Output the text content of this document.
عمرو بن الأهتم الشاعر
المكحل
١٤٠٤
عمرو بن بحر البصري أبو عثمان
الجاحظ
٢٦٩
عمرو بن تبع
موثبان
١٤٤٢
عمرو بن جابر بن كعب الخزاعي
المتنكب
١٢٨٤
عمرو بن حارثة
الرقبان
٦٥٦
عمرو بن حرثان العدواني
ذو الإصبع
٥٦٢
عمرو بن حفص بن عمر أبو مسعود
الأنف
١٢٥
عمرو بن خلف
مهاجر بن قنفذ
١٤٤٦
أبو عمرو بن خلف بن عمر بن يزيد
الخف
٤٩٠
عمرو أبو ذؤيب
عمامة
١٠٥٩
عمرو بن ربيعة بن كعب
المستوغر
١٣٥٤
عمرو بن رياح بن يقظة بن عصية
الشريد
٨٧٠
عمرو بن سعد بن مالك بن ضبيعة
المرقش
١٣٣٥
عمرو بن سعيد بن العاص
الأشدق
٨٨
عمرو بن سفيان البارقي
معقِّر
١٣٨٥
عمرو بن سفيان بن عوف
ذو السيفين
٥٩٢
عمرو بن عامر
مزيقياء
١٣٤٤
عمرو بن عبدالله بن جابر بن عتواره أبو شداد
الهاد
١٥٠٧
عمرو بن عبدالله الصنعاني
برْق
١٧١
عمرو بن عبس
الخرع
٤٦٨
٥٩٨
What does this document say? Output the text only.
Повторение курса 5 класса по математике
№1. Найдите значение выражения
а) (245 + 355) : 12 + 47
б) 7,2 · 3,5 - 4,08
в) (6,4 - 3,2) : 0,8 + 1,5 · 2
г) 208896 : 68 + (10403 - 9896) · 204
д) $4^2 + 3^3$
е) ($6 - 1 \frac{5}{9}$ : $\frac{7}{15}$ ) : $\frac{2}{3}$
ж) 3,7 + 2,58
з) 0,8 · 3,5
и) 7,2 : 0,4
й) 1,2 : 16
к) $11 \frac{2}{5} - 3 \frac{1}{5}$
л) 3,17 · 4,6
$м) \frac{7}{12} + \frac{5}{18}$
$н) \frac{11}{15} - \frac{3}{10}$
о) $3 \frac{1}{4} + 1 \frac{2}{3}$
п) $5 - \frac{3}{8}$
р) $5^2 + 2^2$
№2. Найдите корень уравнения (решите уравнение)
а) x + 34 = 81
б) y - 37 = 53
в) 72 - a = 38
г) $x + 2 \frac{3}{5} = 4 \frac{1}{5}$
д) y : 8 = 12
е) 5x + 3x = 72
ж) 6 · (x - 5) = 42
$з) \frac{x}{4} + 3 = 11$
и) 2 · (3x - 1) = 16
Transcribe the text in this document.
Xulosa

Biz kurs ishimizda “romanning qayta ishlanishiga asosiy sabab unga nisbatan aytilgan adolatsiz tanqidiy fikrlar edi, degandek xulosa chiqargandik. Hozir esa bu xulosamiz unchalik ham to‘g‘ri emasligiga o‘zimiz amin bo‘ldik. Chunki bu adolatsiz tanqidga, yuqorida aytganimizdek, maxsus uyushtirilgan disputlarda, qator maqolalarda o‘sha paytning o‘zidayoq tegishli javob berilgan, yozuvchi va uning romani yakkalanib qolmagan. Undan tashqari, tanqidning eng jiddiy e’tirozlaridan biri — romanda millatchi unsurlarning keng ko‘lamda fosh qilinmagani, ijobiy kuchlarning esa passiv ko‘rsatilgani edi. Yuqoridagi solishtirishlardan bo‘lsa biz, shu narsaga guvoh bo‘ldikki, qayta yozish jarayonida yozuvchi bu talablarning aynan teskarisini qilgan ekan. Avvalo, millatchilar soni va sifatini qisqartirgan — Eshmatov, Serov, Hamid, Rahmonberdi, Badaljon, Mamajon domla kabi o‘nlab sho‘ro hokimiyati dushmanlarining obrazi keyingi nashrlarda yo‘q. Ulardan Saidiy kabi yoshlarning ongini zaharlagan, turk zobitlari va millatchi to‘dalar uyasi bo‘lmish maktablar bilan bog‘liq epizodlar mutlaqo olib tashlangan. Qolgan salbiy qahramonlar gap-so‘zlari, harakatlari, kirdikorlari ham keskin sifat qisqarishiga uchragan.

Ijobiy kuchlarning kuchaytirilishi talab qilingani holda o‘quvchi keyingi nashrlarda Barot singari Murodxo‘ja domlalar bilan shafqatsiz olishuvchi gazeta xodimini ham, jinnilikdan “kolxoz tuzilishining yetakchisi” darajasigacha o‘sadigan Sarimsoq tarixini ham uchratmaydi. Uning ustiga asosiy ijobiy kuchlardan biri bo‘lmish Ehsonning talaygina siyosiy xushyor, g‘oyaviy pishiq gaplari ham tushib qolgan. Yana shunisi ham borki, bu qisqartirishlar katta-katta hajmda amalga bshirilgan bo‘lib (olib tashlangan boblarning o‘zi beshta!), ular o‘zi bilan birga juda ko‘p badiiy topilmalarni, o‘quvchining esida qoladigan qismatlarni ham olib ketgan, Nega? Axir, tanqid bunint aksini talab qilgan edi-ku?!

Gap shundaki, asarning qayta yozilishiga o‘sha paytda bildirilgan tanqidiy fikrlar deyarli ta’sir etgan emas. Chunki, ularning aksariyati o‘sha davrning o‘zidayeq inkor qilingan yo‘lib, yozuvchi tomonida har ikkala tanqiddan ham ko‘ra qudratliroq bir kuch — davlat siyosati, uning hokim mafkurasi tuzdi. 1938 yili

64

● To be done: Write out all of the records once more, exactly.

● Solution for this problem:
Output the text content of this document.
عمرو بن الأهتم الشاعر
المكحل
١٤٠٤
عمرو بن بحر البصري أبو عثمان
الجاحظ
٢٦٩
عمرو بن تبع
موثبان
١٤٤٢
عمرو بن جابر بن كعب الخزاعي
المتنكب
١٢٨٤
عمرو بن حارثة
الرقبان
٦٥٦
عمرو بن حرثان العدواني
ذو الإصبع
٥٦٢
عمرو بن حفص بن عمر أبو مسعود
الأنف
١٢٥
عمرو بن خلف
مهاجر بن قنفذ
١٤٤٦
أبو عمرو بن خلف بن عمر بن يزيد
الخف
٤٩٠
عمرو أبو ذؤيب
عمامة
١٠٥٩
عمرو بن ربيعة بن كعب
المستوغر
١٣٥٤
عمرو بن رياح بن يقظة بن عصية
الشريد
٨٧٠
عمرو بن سعد بن مالك بن ضبيعة
المرقش
١٣٣٥
عمرو بن سعيد بن العاص
الأشدق
٨٨
عمرو بن سفيان البارقي
معقِّر
١٣٨٥
عمرو بن سفيان بن عوف
ذو السيفين
٥٩٢
عمرو بن عامر
مزيقياء
١٣٤٤
عمرو بن عبدالله بن جابر بن عتواره أبو شداد
الهاد
١٥٠٧
عمرو بن عبدالله الصنعاني
برْق
١٧١
عمرو بن عبس
الخرع
٤٦٨
٥٩٨
What does this document say? Output the text only.
Повторение курса 5 класса по математике
№1. Найдите значение выражения
а) (245 + 355) : 12 + 47
б) 7,2 · 3,5 - 4,08
в) (6,4 - 3,2) : 0,8 + 1,5 · 2
г) 208896 : 68 + (10403 - 9896) · 204
д) $4^2 + 3^3$
е) ($6 - 1 \frac{5}{9}$ : $\frac{7}{15}$ ) : $\frac{2}{3}$
ж) 3,7 + 2,58
з) 0,8 · 3,5
и) 7,2 : 0,4
й) 1,2 : 16
к) $11 \frac{2}{5} - 3 \frac{1}{5}$
л) 3,17 · 4,6
$м) \frac{7}{12} + \frac{5}{18}$
$н) \frac{11}{15} - \frac{3}{10}$
о) $3 \frac{1}{4} + 1 \frac{2}{3}$
п) $5 - \frac{3}{8}$
р) $5^2 + 2^2$
№2. Найдите корень уравнения (решите уравнение)
а) x + 34 = 81
б) y - 37 = 53
в) 72 - a = 38
г) $x + 2 \frac{3}{5} = 4 \frac{1}{5}$
д) y : 8 = 12
е) 5x + 3x = 72
ж) 6 · (x - 5) = 42
$з) \frac{x}{4} + 3 = 11$
и) 2 · (3x - 1) = 16
Transcribe the text in this document.
Xulosa

Biz kurs ishimizda “romanning qayta ishlanishiga asosiy sabab unga nisbatan aytilgan adolatsiz tanqidiy fikrlar edi, degandek xulosa chiqargandik. Hozir esa bu xulosamiz unchalik ham to‘g‘ri emasligiga o‘zimiz amin bo‘ldik. Chunki bu adolatsiz tanqidga, yuqorida aytganimizdek, maxsus uyushtirilgan disputlarda, qator maqolalarda o‘sha paytning o‘zidayoq tegishli javob berilgan, yozuvchi va uning romani yakkalanib qolmagan. Undan tashqari, tanqidning eng jiddiy e’tirozlaridan biri — romanda millatchi unsurlarning keng ko‘lamda fosh qilinmagani, ijobiy kuchlarning esa passiv ko‘rsatilgani edi. Yuqoridagi solishtirishlardan bo‘lsa biz, shu narsaga guvoh bo‘ldikki, qayta yozish jarayonida yozuvchi bu talablarning aynan teskarisini qilgan ekan. Avvalo, millatchilar soni va sifatini qisqartirgan — Eshmatov, Serov, Hamid, Rahmonberdi, Badaljon, Mamajon domla kabi o‘nlab sho‘ro hokimiyati dushmanlarining obrazi keyingi nashrlarda yo‘q. Ulardan Saidiy kabi yoshlarning ongini zaharlagan, turk zobitlari va millatchi to‘dalar uyasi bo‘lmish maktablar bilan bog‘liq epizodlar mutlaqo olib tashlangan. Qolgan salbiy qahramonlar gap-so‘zlari, harakatlari, kirdikorlari ham keskin sifat qisqarishiga uchragan.

Ijobiy kuchlarning kuchaytirilishi talab qilingani holda o‘quvchi keyingi nashrlarda Barot singari Murodxo‘ja domlalar bilan shafqatsiz olishuvchi gazeta xodimini ham, jinnilikdan “kolxoz tuzilishining yetakchisi” darajasigacha o‘sadigan Sarimsoq tarixini ham uchratmaydi. Uning ustiga asosiy ijobiy kuchlardan biri bo‘lmish Ehsonning talaygina siyosiy xushyor, g‘oyaviy pishiq gaplari ham tushib qolgan. Yana shunisi ham borki, bu qisqartirishlar katta-katta hajmda amalga bshirilgan bo‘lib (olib tashlangan boblarning o‘zi beshta!), ular o‘zi bilan birga juda ko‘p badiiy topilmalarni, o‘quvchining esida qoladigan qismatlarni ham olib ketgan, Nega? Axir, tanqid bunint aksini talab qilgan edi-ku?!

Gap shundaki, asarning qayta yozilishiga o‘sha paytda bildirilgan tanqidiy fikrlar deyarli ta’sir etgan emas. Chunki, ularning aksariyati o‘sha davrning o‘zidayeq inkor qilingan yo‘lib, yozuvchi tomonida har ikkala tanqiddan ham ko‘ra qudratliroq bir kuch — davlat siyosati, uning hokim mafkurasi tuzdi. 1938 yili

64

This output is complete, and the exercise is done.